## Begin Dataset rows

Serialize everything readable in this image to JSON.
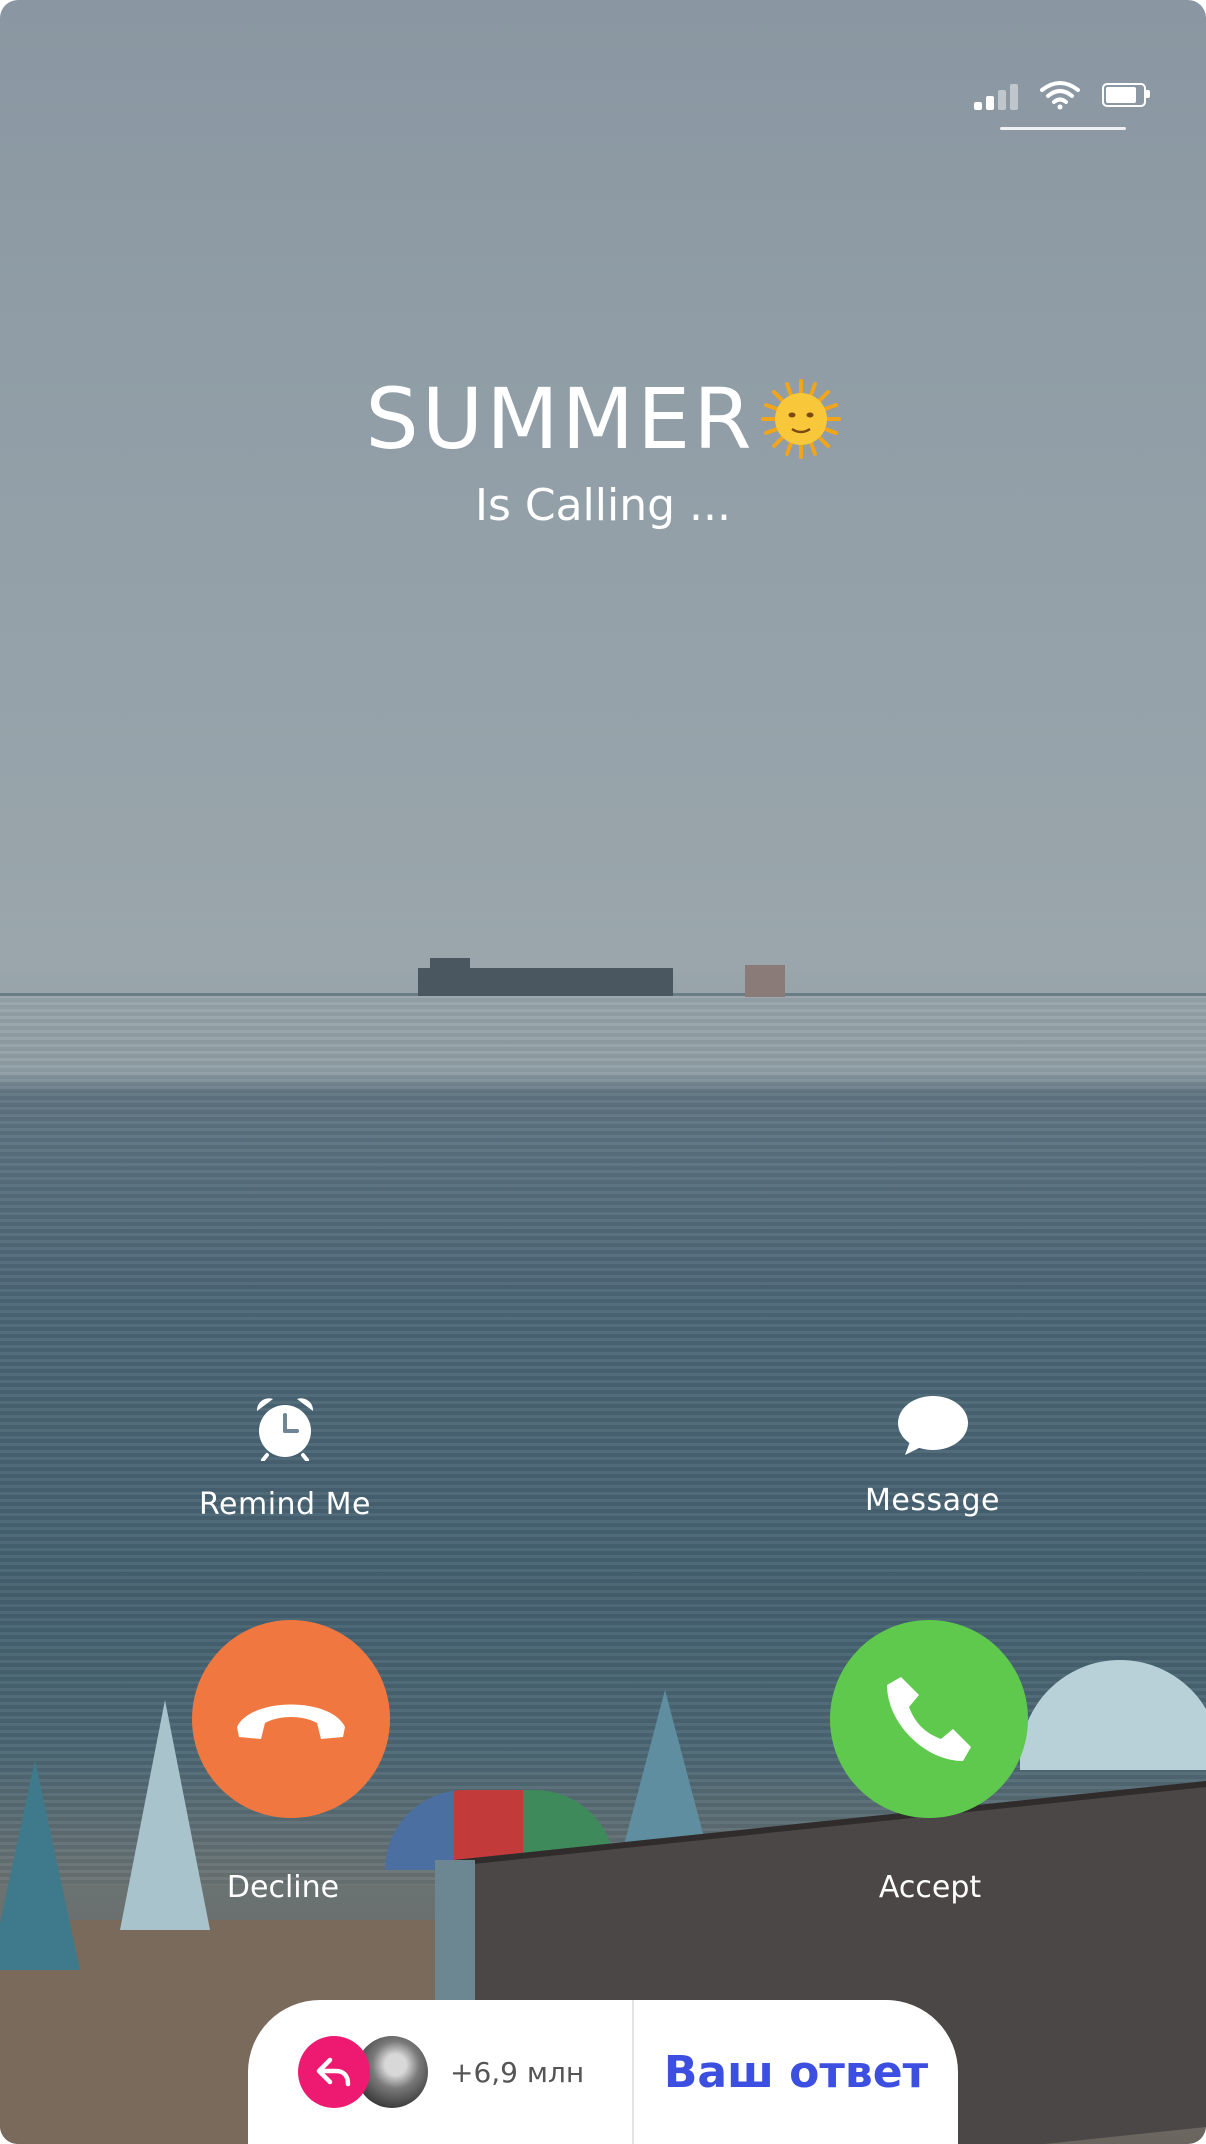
{
  "caller": {
    "name": "SUMMER",
    "status": "Is Calling ..."
  },
  "actions": {
    "remind_label": "Remind Me",
    "message_label": "Message"
  },
  "buttons": {
    "decline_label": "Decline",
    "accept_label": "Accept"
  },
  "reply_bar": {
    "count": "+6,9 млн",
    "answer_label": "Ваш ответ"
  },
  "colors": {
    "decline": "#f07840",
    "accept": "#5fc94e",
    "reply_accent": "#ee1a72",
    "answer_text": "#3d4fe0"
  },
  "icons": [
    "signal-icon",
    "wifi-icon",
    "battery-icon",
    "sun-emoji-icon",
    "alarm-clock-icon",
    "message-bubble-icon",
    "phone-hangup-icon",
    "phone-icon",
    "reply-arrow-icon"
  ]
}
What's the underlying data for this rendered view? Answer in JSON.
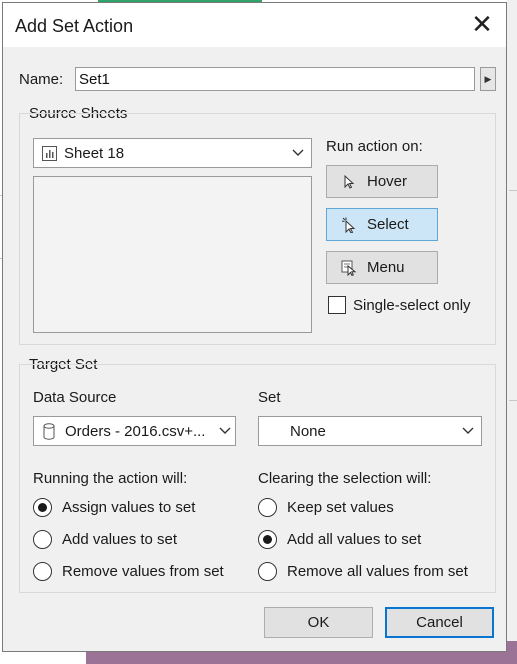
{
  "dialog": {
    "title": "Add Set Action",
    "close_icon": "close-icon"
  },
  "name": {
    "label": "Name:",
    "value": "Set1"
  },
  "source_sheets": {
    "title": "Source Sheets",
    "sheet_selected": "Sheet 18",
    "run_action_label": "Run action on:",
    "actions": [
      {
        "label": "Hover",
        "icon": "pointer-icon",
        "selected": false
      },
      {
        "label": "Select",
        "icon": "select-pointer-icon",
        "selected": true
      },
      {
        "label": "Menu",
        "icon": "menu-pointer-icon",
        "selected": false
      }
    ],
    "single_select_label": "Single-select only"
  },
  "target_set": {
    "title": "Target Set",
    "data_source_label": "Data Source",
    "data_source_value": "Orders - 2016.csv+...",
    "set_label": "Set",
    "set_value": "None",
    "running_label": "Running the action will:",
    "running_options": [
      {
        "label": "Assign values to set",
        "checked": true
      },
      {
        "label": "Add values to set",
        "checked": false
      },
      {
        "label": "Remove values from set",
        "checked": false
      }
    ],
    "clearing_label": "Clearing the selection will:",
    "clearing_options": [
      {
        "label": "Keep set values",
        "checked": false
      },
      {
        "label": "Add all values to set",
        "checked": true
      },
      {
        "label": "Remove all values from set",
        "checked": false
      }
    ]
  },
  "footer": {
    "ok_label": "OK",
    "cancel_label": "Cancel"
  },
  "colors": {
    "selected_button_bg": "#cde6f7",
    "selected_button_border": "#5fa7d9",
    "default_button_focus": "#0a74d1"
  }
}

## End Dataset rows

**Instructions for the task**
Report how many lines in these entries contain "pointer". Answer with the number only.

**Output for this exercise**
3